# start of THE INPUT

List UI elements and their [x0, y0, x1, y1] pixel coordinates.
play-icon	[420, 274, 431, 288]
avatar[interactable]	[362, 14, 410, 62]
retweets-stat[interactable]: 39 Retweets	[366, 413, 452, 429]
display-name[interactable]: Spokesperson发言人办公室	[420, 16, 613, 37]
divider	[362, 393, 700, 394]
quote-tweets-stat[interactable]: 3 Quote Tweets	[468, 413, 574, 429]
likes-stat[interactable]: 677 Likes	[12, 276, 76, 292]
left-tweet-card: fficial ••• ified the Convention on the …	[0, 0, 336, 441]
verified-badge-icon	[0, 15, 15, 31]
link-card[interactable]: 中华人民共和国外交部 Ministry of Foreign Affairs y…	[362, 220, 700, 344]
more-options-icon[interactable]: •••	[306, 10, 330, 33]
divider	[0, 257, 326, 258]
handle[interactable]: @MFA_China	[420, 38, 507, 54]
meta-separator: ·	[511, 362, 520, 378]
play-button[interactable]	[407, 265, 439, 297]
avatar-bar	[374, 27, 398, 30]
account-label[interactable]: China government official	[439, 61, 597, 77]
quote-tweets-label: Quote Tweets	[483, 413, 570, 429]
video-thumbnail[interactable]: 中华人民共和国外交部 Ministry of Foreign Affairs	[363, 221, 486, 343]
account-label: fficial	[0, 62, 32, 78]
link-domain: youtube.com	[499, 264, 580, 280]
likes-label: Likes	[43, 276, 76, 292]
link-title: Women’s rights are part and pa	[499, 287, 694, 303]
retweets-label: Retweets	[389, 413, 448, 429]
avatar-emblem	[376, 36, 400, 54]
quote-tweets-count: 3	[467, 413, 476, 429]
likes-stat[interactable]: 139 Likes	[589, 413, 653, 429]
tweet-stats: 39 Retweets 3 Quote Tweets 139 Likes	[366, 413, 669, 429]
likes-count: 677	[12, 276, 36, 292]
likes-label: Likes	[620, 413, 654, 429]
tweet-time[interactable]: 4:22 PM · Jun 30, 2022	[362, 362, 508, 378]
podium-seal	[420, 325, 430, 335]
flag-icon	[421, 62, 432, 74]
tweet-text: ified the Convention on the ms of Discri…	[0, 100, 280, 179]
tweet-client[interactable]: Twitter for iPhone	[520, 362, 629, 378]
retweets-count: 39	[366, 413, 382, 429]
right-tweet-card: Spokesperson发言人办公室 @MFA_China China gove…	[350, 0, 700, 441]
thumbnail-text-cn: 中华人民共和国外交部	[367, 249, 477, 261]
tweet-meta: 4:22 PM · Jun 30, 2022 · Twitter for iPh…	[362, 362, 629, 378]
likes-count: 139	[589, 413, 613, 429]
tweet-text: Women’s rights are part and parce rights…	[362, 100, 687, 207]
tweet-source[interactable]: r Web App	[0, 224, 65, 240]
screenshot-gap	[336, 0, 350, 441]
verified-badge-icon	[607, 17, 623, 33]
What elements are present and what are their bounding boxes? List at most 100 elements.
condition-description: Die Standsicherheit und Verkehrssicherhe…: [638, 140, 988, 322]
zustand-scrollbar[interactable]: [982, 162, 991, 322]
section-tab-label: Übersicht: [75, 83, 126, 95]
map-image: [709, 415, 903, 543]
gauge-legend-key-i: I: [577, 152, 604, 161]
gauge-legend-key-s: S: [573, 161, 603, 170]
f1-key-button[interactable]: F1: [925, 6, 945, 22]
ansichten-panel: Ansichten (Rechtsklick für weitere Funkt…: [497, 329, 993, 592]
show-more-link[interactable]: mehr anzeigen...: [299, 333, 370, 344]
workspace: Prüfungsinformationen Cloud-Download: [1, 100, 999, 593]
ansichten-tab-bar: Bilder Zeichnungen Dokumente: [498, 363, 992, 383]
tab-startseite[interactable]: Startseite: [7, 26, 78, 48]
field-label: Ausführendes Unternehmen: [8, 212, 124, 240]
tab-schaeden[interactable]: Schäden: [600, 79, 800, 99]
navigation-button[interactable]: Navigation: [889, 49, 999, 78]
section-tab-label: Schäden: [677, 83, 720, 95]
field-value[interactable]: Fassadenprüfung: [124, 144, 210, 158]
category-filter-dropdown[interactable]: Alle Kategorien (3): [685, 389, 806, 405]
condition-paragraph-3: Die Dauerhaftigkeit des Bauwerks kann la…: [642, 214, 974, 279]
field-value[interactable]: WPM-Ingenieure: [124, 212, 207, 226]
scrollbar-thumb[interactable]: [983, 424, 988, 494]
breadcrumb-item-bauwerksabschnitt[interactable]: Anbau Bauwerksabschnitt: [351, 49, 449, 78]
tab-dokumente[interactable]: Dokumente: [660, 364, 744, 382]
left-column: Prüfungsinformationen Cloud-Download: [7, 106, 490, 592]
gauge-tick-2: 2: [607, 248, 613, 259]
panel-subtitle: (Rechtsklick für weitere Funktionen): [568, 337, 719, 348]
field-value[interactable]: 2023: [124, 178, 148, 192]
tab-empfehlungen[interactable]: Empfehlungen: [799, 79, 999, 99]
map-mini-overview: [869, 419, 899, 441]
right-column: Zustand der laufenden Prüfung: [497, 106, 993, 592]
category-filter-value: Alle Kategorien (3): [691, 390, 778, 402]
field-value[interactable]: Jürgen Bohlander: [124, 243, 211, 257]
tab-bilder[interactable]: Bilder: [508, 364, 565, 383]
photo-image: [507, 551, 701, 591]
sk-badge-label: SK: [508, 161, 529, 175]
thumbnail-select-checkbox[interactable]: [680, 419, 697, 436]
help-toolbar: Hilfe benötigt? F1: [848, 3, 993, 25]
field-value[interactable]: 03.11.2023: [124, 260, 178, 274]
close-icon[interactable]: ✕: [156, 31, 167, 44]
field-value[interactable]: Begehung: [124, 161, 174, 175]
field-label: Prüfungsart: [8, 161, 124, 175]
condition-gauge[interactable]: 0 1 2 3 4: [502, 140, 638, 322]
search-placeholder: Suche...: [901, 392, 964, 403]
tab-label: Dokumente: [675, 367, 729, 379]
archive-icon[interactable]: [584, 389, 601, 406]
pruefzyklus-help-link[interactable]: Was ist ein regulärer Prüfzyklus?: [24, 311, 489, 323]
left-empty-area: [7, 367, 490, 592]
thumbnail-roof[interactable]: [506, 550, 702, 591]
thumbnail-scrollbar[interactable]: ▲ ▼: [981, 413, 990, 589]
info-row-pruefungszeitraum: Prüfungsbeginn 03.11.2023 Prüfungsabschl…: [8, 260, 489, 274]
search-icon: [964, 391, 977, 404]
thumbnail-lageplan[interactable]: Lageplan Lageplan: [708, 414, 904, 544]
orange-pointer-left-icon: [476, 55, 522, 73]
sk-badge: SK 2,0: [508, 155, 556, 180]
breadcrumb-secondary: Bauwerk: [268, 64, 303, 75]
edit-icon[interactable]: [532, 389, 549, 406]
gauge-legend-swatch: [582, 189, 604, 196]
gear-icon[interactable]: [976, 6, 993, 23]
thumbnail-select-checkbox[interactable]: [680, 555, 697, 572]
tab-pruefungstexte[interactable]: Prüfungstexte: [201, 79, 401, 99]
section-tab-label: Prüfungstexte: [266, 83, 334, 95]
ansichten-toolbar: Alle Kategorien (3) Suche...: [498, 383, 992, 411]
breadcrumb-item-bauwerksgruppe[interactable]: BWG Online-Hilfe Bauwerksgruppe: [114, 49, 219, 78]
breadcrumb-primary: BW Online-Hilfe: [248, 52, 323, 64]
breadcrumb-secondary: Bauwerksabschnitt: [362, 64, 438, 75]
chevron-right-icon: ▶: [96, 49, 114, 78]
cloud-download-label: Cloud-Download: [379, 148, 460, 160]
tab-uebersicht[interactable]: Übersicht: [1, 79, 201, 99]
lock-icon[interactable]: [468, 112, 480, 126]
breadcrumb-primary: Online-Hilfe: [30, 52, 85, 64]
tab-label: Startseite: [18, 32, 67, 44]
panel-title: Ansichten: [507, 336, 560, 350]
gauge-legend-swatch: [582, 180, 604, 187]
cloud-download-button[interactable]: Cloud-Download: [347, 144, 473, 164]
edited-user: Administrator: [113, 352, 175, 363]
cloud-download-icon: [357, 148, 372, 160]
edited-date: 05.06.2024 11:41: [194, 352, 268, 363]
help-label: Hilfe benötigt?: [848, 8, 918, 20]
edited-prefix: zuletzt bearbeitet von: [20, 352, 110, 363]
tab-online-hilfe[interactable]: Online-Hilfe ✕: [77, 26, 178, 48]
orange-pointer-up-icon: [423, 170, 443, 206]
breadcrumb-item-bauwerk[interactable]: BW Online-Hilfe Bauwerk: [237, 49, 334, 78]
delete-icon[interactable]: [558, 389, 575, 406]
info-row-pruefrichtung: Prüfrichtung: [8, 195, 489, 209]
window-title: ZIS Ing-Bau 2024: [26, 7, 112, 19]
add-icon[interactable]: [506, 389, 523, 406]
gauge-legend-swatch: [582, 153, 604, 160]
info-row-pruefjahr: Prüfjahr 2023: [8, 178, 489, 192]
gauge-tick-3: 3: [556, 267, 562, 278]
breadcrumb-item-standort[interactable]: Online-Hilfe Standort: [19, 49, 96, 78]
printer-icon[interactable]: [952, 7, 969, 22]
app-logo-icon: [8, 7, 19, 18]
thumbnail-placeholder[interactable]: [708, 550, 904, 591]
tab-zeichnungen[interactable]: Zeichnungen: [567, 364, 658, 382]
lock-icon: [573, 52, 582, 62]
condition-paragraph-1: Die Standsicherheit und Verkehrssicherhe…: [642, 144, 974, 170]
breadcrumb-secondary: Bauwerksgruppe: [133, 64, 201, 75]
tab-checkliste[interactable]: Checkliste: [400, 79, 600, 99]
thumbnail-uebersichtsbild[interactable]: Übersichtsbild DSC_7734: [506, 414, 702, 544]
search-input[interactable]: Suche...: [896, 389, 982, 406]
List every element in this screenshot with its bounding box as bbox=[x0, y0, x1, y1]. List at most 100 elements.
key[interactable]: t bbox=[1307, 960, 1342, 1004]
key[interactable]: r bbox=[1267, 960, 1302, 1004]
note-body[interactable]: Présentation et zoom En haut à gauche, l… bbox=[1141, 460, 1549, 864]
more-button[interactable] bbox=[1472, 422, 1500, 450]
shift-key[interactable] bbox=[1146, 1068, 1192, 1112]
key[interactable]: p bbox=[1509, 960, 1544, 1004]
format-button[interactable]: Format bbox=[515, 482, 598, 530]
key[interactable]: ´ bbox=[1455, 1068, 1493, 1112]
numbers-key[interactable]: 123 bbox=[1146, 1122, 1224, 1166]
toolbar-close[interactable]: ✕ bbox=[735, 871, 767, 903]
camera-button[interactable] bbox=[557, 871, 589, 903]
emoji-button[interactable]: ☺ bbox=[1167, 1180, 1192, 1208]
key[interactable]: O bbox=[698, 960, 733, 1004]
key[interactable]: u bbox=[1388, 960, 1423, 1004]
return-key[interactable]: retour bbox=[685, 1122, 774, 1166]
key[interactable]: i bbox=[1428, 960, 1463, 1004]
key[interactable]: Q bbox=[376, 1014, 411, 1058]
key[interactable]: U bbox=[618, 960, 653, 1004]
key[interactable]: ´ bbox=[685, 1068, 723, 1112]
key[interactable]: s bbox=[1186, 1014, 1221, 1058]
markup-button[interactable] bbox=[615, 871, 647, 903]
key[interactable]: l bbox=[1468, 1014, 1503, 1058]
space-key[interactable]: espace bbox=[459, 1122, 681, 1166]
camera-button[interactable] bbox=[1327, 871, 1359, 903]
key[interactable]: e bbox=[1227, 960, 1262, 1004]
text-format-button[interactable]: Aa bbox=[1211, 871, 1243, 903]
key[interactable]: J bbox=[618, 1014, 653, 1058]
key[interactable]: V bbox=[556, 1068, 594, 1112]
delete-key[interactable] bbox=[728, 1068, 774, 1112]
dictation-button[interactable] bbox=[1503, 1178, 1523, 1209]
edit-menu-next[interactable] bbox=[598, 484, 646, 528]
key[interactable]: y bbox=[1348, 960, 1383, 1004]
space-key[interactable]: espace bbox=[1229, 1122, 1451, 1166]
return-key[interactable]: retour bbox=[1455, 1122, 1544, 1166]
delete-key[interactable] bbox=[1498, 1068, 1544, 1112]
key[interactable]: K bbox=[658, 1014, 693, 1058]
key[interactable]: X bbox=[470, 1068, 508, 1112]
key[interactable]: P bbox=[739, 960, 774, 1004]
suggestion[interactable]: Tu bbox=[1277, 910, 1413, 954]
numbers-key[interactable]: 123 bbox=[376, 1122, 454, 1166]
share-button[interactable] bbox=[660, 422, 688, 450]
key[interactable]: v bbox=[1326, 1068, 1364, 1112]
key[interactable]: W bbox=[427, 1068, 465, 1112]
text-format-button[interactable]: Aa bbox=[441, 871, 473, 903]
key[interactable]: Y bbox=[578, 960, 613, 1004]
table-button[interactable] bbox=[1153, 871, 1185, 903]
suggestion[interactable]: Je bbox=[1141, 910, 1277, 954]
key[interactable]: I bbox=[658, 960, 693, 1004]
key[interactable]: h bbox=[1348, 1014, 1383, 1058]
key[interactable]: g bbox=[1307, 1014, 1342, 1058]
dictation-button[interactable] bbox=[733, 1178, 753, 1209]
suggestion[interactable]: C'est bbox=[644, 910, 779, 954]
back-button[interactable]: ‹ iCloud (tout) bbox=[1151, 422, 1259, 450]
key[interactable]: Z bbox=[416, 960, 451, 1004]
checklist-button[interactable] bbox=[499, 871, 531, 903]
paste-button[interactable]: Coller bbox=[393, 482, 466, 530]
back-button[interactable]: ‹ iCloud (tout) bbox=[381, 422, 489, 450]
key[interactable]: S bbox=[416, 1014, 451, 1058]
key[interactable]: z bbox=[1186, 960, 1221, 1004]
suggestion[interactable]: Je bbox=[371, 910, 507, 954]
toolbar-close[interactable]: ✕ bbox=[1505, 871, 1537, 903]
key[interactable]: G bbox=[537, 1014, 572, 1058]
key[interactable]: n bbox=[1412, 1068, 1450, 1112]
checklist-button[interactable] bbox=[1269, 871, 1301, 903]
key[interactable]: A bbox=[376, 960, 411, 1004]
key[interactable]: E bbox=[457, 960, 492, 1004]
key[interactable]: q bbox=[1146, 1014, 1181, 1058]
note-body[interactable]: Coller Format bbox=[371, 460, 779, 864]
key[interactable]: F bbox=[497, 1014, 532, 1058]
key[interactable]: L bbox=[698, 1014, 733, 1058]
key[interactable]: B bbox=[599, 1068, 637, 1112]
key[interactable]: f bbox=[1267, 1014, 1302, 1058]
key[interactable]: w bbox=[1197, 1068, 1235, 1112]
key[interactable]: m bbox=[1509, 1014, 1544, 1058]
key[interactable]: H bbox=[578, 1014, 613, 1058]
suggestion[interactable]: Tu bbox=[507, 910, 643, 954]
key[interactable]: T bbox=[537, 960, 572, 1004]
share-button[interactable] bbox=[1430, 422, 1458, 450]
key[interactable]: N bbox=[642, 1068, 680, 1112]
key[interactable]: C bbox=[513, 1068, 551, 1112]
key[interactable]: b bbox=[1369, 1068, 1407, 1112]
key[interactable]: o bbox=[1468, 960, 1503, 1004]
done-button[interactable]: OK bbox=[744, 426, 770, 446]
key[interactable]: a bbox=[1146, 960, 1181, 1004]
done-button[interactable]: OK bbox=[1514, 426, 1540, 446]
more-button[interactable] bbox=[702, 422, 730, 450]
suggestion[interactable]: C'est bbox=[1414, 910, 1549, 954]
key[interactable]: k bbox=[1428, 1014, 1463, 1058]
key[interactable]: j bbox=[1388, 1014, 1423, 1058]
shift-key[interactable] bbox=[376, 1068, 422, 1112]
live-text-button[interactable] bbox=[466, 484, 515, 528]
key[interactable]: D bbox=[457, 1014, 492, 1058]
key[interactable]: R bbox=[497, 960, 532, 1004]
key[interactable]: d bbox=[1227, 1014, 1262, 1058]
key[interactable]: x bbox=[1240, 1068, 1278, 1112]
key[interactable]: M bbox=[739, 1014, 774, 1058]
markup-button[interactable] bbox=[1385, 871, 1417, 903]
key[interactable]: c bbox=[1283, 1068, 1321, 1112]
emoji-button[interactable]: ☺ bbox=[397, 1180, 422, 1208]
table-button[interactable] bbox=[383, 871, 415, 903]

# end of THE INPUT

**EXERCISE:** Copy out the entries word for word, beginning with the first line and continuing through the line containing "413, 452, 429]".

**CORRECT RESULT:**
List UI elements and their [x0, y0, x1, y1] pixel coordinates.
play-icon	[420, 274, 431, 288]
avatar[interactable]	[362, 14, 410, 62]
retweets-stat[interactable]: 39 Retweets	[366, 413, 452, 429]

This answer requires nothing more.